Below are some records; reproduce every one of them exactly.

Data entries for graphics
☆ ☆ ☆ ☆

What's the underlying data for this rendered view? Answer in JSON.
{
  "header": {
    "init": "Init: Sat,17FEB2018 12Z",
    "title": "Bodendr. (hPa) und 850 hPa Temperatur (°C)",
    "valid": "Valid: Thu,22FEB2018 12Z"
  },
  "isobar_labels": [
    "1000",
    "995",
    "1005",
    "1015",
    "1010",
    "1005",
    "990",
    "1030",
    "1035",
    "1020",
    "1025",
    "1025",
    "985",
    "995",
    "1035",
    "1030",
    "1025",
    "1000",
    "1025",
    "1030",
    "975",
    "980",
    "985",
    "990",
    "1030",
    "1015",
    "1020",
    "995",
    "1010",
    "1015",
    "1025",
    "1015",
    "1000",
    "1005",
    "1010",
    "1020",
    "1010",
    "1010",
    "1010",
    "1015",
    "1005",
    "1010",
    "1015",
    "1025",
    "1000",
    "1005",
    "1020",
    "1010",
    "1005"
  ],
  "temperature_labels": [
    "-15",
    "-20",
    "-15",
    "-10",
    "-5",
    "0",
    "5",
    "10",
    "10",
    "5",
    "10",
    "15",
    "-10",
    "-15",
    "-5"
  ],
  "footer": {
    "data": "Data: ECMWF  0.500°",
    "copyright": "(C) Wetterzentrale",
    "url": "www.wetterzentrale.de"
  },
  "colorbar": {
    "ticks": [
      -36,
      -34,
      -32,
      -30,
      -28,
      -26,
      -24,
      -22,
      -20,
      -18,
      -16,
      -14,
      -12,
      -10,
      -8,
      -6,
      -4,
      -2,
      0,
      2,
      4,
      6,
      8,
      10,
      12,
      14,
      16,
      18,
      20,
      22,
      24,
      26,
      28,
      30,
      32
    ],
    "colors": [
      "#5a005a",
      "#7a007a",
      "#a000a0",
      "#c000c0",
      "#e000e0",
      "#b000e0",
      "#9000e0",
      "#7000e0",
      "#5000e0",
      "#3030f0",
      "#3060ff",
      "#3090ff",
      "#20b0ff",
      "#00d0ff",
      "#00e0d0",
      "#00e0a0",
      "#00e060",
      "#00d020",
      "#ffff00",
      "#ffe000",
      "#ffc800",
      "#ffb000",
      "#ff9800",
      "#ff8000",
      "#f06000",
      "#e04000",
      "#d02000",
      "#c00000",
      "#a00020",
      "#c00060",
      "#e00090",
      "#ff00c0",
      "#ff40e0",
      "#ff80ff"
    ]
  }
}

☆ ☆ ☆ ☆

== Exercise response ==
What's the underlying data for this rendered view? Answer in JSON.
{
  "header": {
    "init": "Init: Sat,17FEB2018 12Z",
    "title": "Bodendr. (hPa) und 850 hPa Temperatur (°C)",
    "valid": "Valid: Thu,22FEB2018 12Z"
  },
  "isobar_labels": [
    "1000",
    "995",
    "1005",
    "1015",
    "1010",
    "1005",
    "990",
    "1030",
    "1035",
    "1020",
    "1025",
    "1025",
    "985",
    "995",
    "1035",
    "1030",
    "1025",
    "1000",
    "1025",
    "1030",
    "975",
    "980",
    "985",
    "990",
    "1030",
    "1015",
    "1020",
    "995",
    "1010",
    "1015",
    "1025",
    "1015",
    "1000",
    "1005",
    "1010",
    "1020",
    "1010",
    "1010",
    "1010",
    "1015",
    "1005",
    "1010",
    "1015",
    "1025",
    "1000",
    "1005",
    "1020",
    "1010",
    "1005"
  ],
  "temperature_labels": [
    "-15",
    "-20",
    "-15",
    "-10",
    "-5",
    "0",
    "5",
    "10",
    "10",
    "5",
    "10",
    "15",
    "-10",
    "-15",
    "-5"
  ],
  "footer": {
    "data": "Data: ECMWF  0.500°",
    "copyright": "(C) Wetterzentrale",
    "url": "www.wetterzentrale.de"
  },
  "colorbar": {
    "ticks": [
      -36,
      -34,
      -32,
      -30,
      -28,
      -26,
      -24,
      -22,
      -20,
      -18,
      -16,
      -14,
      -12,
      -10,
      -8,
      -6,
      -4,
      -2,
      0,
      2,
      4,
      6,
      8,
      10,
      12,
      14,
      16,
      18,
      20,
      22,
      24,
      26,
      28,
      30,
      32
    ],
    "colors": [
      "#5a005a",
      "#7a007a",
      "#a000a0",
      "#c000c0",
      "#e000e0",
      "#b000e0",
      "#9000e0",
      "#7000e0",
      "#5000e0",
      "#3030f0",
      "#3060ff",
      "#3090ff",
      "#20b0ff",
      "#00d0ff",
      "#00e0d0",
      "#00e0a0",
      "#00e060",
      "#00d020",
      "#ffff00",
      "#ffe000",
      "#ffc800",
      "#ffb000",
      "#ff9800",
      "#ff8000",
      "#f06000",
      "#e04000",
      "#d02000",
      "#c00000",
      "#a00020",
      "#c00060",
      "#e00090",
      "#ff00c0",
      "#ff40e0",
      "#ff80ff"
    ]
  }
}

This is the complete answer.